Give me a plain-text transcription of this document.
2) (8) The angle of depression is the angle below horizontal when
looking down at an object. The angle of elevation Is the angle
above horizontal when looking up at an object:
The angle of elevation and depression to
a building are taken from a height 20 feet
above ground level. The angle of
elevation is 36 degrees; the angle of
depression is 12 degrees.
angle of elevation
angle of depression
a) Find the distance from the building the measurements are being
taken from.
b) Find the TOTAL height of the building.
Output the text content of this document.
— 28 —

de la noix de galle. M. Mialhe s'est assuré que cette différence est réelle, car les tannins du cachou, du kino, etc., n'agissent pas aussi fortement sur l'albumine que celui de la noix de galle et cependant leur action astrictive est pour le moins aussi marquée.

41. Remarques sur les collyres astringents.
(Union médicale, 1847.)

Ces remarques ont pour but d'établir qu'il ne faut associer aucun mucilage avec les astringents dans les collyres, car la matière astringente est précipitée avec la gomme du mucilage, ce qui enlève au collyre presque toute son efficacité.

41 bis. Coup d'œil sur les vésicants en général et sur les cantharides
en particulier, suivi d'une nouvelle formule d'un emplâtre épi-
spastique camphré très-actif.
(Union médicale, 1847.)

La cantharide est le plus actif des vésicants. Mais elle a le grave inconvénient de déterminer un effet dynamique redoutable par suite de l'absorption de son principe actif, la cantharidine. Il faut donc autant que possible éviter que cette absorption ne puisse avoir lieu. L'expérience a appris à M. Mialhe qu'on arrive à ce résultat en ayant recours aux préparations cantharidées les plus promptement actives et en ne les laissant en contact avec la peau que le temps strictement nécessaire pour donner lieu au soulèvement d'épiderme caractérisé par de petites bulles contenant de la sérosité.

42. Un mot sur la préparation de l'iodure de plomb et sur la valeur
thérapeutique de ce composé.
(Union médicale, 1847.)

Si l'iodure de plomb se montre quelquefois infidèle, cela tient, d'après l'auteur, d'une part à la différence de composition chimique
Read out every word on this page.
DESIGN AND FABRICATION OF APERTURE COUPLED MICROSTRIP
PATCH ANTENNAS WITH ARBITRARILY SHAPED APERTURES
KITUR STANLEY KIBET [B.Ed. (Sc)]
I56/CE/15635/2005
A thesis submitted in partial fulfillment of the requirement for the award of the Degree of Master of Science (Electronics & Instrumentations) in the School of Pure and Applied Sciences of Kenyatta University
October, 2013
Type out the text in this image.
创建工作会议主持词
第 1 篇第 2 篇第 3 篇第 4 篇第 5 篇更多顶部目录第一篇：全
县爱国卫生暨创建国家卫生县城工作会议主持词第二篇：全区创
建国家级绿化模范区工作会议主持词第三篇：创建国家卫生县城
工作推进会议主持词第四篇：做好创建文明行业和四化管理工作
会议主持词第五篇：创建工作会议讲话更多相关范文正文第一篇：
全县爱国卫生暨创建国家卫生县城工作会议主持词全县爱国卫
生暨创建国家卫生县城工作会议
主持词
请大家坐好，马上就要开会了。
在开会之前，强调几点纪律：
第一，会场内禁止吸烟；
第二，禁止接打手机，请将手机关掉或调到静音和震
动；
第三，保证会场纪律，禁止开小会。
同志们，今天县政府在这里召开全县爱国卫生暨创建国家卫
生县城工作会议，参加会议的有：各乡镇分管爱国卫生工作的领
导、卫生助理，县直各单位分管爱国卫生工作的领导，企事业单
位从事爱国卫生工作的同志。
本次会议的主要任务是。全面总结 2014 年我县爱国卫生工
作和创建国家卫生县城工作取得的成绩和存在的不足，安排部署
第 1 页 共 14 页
____________
In the entries above, take the line containing "Type out the text in this image." and each later line through the last, and repeat them exactly. Output nothing else.

## Exercise output
Type out the text in this image.
创建工作会议主持词
第 1 篇第 2 篇第 3 篇第 4 篇第 5 篇更多顶部目录第一篇：全
县爱国卫生暨创建国家卫生县城工作会议主持词第二篇：全区创
建国家级绿化模范区工作会议主持词第三篇：创建国家卫生县城
工作推进会议主持词第四篇：做好创建文明行业和四化管理工作
会议主持词第五篇：创建工作会议讲话更多相关范文正文第一篇：
全县爱国卫生暨创建国家卫生县城工作会议主持词全县爱国卫
生暨创建国家卫生县城工作会议
主持词
请大家坐好，马上就要开会了。
在开会之前，强调几点纪律：
第一，会场内禁止吸烟；
第二，禁止接打手机，请将手机关掉或调到静音和震
动；
第三，保证会场纪律，禁止开小会。
同志们，今天县政府在这里召开全县爱国卫生暨创建国家卫
生县城工作会议，参加会议的有：各乡镇分管爱国卫生工作的领
导、卫生助理，县直各单位分管爱国卫生工作的领导，企事业单
位从事爱国卫生工作的同志。
本次会议的主要任务是。全面总结 2014 年我县爱国卫生工
作和创建国家卫生县城工作取得的成绩和存在的不足，安排部署
第 1 页 共 14 页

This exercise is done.